Extracted records:
— START —

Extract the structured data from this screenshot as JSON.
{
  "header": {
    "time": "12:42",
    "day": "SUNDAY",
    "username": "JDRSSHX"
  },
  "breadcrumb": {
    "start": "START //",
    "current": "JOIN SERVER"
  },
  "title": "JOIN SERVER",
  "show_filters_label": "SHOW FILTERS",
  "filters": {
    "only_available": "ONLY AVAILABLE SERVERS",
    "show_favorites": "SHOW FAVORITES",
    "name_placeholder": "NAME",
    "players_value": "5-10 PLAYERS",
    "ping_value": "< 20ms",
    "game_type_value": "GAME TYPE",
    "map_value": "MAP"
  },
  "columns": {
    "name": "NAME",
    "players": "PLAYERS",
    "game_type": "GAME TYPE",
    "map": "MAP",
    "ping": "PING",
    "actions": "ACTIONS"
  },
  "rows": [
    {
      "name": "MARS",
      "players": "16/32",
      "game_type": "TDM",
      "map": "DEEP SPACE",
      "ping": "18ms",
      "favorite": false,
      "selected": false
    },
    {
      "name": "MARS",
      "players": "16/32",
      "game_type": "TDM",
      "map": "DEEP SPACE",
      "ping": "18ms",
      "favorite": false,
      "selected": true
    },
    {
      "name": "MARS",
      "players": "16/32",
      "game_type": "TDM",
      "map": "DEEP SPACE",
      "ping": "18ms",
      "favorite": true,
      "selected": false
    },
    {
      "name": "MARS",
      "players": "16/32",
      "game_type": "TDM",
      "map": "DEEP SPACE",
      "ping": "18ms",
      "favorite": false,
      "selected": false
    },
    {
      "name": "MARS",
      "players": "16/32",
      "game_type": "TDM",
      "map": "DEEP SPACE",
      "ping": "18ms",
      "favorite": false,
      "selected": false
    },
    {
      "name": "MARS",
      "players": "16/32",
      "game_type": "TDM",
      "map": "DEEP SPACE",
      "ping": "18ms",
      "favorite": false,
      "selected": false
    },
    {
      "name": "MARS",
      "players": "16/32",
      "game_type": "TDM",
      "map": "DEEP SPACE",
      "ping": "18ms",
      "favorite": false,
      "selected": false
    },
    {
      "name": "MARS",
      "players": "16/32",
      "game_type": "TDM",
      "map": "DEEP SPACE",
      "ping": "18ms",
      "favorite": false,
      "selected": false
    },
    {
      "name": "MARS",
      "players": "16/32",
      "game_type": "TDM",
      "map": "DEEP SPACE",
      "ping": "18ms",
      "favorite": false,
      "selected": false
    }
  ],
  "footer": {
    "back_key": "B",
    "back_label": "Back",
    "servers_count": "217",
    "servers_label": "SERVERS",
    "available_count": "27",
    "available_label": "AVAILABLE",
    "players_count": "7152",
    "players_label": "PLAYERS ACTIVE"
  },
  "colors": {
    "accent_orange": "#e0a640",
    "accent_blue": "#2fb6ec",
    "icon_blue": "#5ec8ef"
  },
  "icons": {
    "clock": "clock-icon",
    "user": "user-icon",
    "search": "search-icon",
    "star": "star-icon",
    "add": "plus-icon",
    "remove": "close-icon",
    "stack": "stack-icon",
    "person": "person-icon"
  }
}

— END —

### Short task
Write out every record verbatim.

### Written response
Extract the structured data from this screenshot as JSON.
{
  "header": {
    "time": "12:42",
    "day": "SUNDAY",
    "username": "JDRSSHX"
  },
  "breadcrumb": {
    "start": "START //",
    "current": "JOIN SERVER"
  },
  "title": "JOIN SERVER",
  "show_filters_label": "SHOW FILTERS",
  "filters": {
    "only_available": "ONLY AVAILABLE SERVERS",
    "show_favorites": "SHOW FAVORITES",
    "name_placeholder": "NAME",
    "players_value": "5-10 PLAYERS",
    "ping_value": "< 20ms",
    "game_type_value": "GAME TYPE",
    "map_value": "MAP"
  },
  "columns": {
    "name": "NAME",
    "players": "PLAYERS",
    "game_type": "GAME TYPE",
    "map": "MAP",
    "ping": "PING",
    "actions": "ACTIONS"
  },
  "rows": [
    {
      "name": "MARS",
      "players": "16/32",
      "game_type": "TDM",
      "map": "DEEP SPACE",
      "ping": "18ms",
      "favorite": false,
      "selected": false
    },
    {
      "name": "MARS",
      "players": "16/32",
      "game_type": "TDM",
      "map": "DEEP SPACE",
      "ping": "18ms",
      "favorite": false,
      "selected": true
    },
    {
      "name": "MARS",
      "players": "16/32",
      "game_type": "TDM",
      "map": "DEEP SPACE",
      "ping": "18ms",
      "favorite": true,
      "selected": false
    },
    {
      "name": "MARS",
      "players": "16/32",
      "game_type": "TDM",
      "map": "DEEP SPACE",
      "ping": "18ms",
      "favorite": false,
      "selected": false
    },
    {
      "name": "MARS",
      "players": "16/32",
      "game_type": "TDM",
      "map": "DEEP SPACE",
      "ping": "18ms",
      "favorite": false,
      "selected": false
    },
    {
      "name": "MARS",
      "players": "16/32",
      "game_type": "TDM",
      "map": "DEEP SPACE",
      "ping": "18ms",
      "favorite": false,
      "selected": false
    },
    {
      "name": "MARS",
      "players": "16/32",
      "game_type": "TDM",
      "map": "DEEP SPACE",
      "ping": "18ms",
      "favorite": false,
      "selected": false
    },
    {
      "name": "MARS",
      "players": "16/32",
      "game_type": "TDM",
      "map": "DEEP SPACE",
      "ping": "18ms",
      "favorite": false,
      "selected": false
    },
    {
      "name": "MARS",
      "players": "16/32",
      "game_type": "TDM",
      "map": "DEEP SPACE",
      "ping": "18ms",
      "favorite": false,
      "selected": false
    }
  ],
  "footer": {
    "back_key": "B",
    "back_label": "Back",
    "servers_count": "217",
    "servers_label": "SERVERS",
    "available_count": "27",
    "available_label": "AVAILABLE",
    "players_count": "7152",
    "players_label": "PLAYERS ACTIVE"
  },
  "colors": {
    "accent_orange": "#e0a640",
    "accent_blue": "#2fb6ec",
    "icon_blue": "#5ec8ef"
  },
  "icons": {
    "clock": "clock-icon",
    "user": "user-icon",
    "search": "search-icon",
    "star": "star-icon",
    "add": "plus-icon",
    "remove": "close-icon",
    "stack": "stack-icon",
    "person": "person-icon"
  }
}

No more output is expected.